Given request.
Transcribe the material in full, exactly as written.

* Start Supplied records *

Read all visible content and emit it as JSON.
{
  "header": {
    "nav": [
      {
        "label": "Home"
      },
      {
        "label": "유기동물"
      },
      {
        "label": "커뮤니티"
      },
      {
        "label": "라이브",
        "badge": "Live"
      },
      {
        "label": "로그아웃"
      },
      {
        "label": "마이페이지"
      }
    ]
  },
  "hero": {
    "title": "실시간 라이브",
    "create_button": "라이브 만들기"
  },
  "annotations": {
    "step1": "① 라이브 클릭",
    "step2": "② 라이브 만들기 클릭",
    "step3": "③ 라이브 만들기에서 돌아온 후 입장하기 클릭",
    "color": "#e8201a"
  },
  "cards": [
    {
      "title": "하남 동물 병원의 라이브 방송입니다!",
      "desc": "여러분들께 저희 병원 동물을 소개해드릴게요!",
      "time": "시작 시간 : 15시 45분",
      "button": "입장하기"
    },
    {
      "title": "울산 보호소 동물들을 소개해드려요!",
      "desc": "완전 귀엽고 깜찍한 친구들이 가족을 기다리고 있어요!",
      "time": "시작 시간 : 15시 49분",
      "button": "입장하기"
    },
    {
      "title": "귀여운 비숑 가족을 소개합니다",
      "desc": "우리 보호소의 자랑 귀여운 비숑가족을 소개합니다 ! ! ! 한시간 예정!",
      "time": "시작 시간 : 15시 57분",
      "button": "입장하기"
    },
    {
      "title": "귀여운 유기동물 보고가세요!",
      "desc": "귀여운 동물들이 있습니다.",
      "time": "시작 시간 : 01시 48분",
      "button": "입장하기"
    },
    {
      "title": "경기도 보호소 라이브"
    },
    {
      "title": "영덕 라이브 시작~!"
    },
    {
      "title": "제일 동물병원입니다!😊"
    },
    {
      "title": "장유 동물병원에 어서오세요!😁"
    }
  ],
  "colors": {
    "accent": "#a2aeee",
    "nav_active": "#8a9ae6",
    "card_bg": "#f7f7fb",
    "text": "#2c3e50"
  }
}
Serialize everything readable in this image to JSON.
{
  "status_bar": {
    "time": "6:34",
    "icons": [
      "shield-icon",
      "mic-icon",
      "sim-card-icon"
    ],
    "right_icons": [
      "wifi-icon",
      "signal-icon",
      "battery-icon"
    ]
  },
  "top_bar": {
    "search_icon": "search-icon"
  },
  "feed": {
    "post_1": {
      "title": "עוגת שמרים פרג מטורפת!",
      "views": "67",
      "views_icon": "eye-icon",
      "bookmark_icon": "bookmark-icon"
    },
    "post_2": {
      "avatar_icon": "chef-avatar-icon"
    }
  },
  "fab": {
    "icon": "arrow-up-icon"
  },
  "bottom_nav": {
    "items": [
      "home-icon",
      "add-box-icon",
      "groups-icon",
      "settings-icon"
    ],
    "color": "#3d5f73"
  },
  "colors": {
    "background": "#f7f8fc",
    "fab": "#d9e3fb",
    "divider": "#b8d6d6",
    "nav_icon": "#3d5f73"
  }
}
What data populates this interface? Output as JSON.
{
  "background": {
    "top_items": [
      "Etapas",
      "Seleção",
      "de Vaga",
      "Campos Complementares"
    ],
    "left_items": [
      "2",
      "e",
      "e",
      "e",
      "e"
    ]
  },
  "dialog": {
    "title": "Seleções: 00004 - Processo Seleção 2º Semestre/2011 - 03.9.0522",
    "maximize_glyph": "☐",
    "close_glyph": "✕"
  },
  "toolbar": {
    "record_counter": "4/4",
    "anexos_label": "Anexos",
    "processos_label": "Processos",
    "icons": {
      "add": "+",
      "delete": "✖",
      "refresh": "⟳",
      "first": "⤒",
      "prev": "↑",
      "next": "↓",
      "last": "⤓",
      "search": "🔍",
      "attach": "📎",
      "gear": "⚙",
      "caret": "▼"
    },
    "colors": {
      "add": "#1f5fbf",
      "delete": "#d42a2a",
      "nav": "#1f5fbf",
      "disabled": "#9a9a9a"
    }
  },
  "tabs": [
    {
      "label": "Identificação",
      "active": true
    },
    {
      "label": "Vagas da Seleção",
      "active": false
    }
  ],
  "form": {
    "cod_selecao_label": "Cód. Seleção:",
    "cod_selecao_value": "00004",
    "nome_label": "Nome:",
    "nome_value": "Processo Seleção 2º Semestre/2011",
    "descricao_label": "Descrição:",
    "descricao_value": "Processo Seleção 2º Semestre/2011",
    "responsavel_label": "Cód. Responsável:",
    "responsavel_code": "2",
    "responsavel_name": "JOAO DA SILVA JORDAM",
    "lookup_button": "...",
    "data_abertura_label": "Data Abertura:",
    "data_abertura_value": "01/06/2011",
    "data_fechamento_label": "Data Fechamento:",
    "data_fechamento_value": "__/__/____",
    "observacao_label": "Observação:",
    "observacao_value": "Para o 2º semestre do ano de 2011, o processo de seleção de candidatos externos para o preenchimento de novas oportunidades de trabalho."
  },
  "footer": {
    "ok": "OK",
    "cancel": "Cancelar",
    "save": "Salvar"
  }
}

* End Supplied records *

Answer in full.
Read all visible content and emit it as JSON.
{
  "header": {
    "nav": [
      {
        "label": "Home"
      },
      {
        "label": "유기동물"
      },
      {
        "label": "커뮤니티"
      },
      {
        "label": "라이브",
        "badge": "Live"
      },
      {
        "label": "로그아웃"
      },
      {
        "label": "마이페이지"
      }
    ]
  },
  "hero": {
    "title": "실시간 라이브",
    "create_button": "라이브 만들기"
  },
  "annotations": {
    "step1": "① 라이브 클릭",
    "step2": "② 라이브 만들기 클릭",
    "step3": "③ 라이브 만들기에서 돌아온 후 입장하기 클릭",
    "color": "#e8201a"
  },
  "cards": [
    {
      "title": "하남 동물 병원의 라이브 방송입니다!",
      "desc": "여러분들께 저희 병원 동물을 소개해드릴게요!",
      "time": "시작 시간 : 15시 45분",
      "button": "입장하기"
    },
    {
      "title": "울산 보호소 동물들을 소개해드려요!",
      "desc": "완전 귀엽고 깜찍한 친구들이 가족을 기다리고 있어요!",
      "time": "시작 시간 : 15시 49분",
      "button": "입장하기"
    },
    {
      "title": "귀여운 비숑 가족을 소개합니다",
      "desc": "우리 보호소의 자랑 귀여운 비숑가족을 소개합니다 ! ! ! 한시간 예정!",
      "time": "시작 시간 : 15시 57분",
      "button": "입장하기"
    },
    {
      "title": "귀여운 유기동물 보고가세요!",
      "desc": "귀여운 동물들이 있습니다.",
      "time": "시작 시간 : 01시 48분",
      "button": "입장하기"
    },
    {
      "title": "경기도 보호소 라이브"
    },
    {
      "title": "영덕 라이브 시작~!"
    },
    {
      "title": "제일 동물병원입니다!😊"
    },
    {
      "title": "장유 동물병원에 어서오세요!😁"
    }
  ],
  "colors": {
    "accent": "#a2aeee",
    "nav_active": "#8a9ae6",
    "card_bg": "#f7f7fb",
    "text": "#2c3e50"
  }
}
Serialize everything readable in this image to JSON.
{
  "status_bar": {
    "time": "6:34",
    "icons": [
      "shield-icon",
      "mic-icon",
      "sim-card-icon"
    ],
    "right_icons": [
      "wifi-icon",
      "signal-icon",
      "battery-icon"
    ]
  },
  "top_bar": {
    "search_icon": "search-icon"
  },
  "feed": {
    "post_1": {
      "title": "עוגת שמרים פרג מטורפת!",
      "views": "67",
      "views_icon": "eye-icon",
      "bookmark_icon": "bookmark-icon"
    },
    "post_2": {
      "avatar_icon": "chef-avatar-icon"
    }
  },
  "fab": {
    "icon": "arrow-up-icon"
  },
  "bottom_nav": {
    "items": [
      "home-icon",
      "add-box-icon",
      "groups-icon",
      "settings-icon"
    ],
    "color": "#3d5f73"
  },
  "colors": {
    "background": "#f7f8fc",
    "fab": "#d9e3fb",
    "divider": "#b8d6d6",
    "nav_icon": "#3d5f73"
  }
}
What data populates this interface? Output as JSON.
{
  "background": {
    "top_items": [
      "Etapas",
      "Seleção",
      "de Vaga",
      "Campos Complementares"
    ],
    "left_items": [
      "2",
      "e",
      "e",
      "e",
      "e"
    ]
  },
  "dialog": {
    "title": "Seleções: 00004 - Processo Seleção 2º Semestre/2011 - 03.9.0522",
    "maximize_glyph": "☐",
    "close_glyph": "✕"
  },
  "toolbar": {
    "record_counter": "4/4",
    "anexos_label": "Anexos",
    "processos_label": "Processos",
    "icons": {
      "add": "+",
      "delete": "✖",
      "refresh": "⟳",
      "first": "⤒",
      "prev": "↑",
      "next": "↓",
      "last": "⤓",
      "search": "🔍",
      "attach": "📎",
      "gear": "⚙",
      "caret": "▼"
    },
    "colors": {
      "add": "#1f5fbf",
      "delete": "#d42a2a",
      "nav": "#1f5fbf",
      "disabled": "#9a9a9a"
    }
  },
  "tabs": [
    {
      "label": "Identificação",
      "active": true
    },
    {
      "label": "Vagas da Seleção",
      "active": false
    }
  ],
  "form": {
    "cod_selecao_label": "Cód. Seleção:",
    "cod_selecao_value": "00004",
    "nome_label": "Nome:",
    "nome_value": "Processo Seleção 2º Semestre/2011",
    "descricao_label": "Descrição:",
    "descricao_value": "Processo Seleção 2º Semestre/2011",
    "responsavel_label": "Cód. Responsável:",
    "responsavel_code": "2",
    "responsavel_name": "JOAO DA SILVA JORDAM",
    "lookup_button": "...",
    "data_abertura_label": "Data Abertura:",
    "data_abertura_value": "01/06/2011",
    "data_fechamento_label": "Data Fechamento:",
    "data_fechamento_value": "__/__/____",
    "observacao_label": "Observação:",
    "observacao_value": "Para o 2º semestre do ano de 2011, o processo de seleção de candidatos externos para o preenchimento de novas oportunidades de trabalho."
  },
  "footer": {
    "ok": "OK",
    "cancel": "Cancelar",
    "save": "Salvar"
  }
}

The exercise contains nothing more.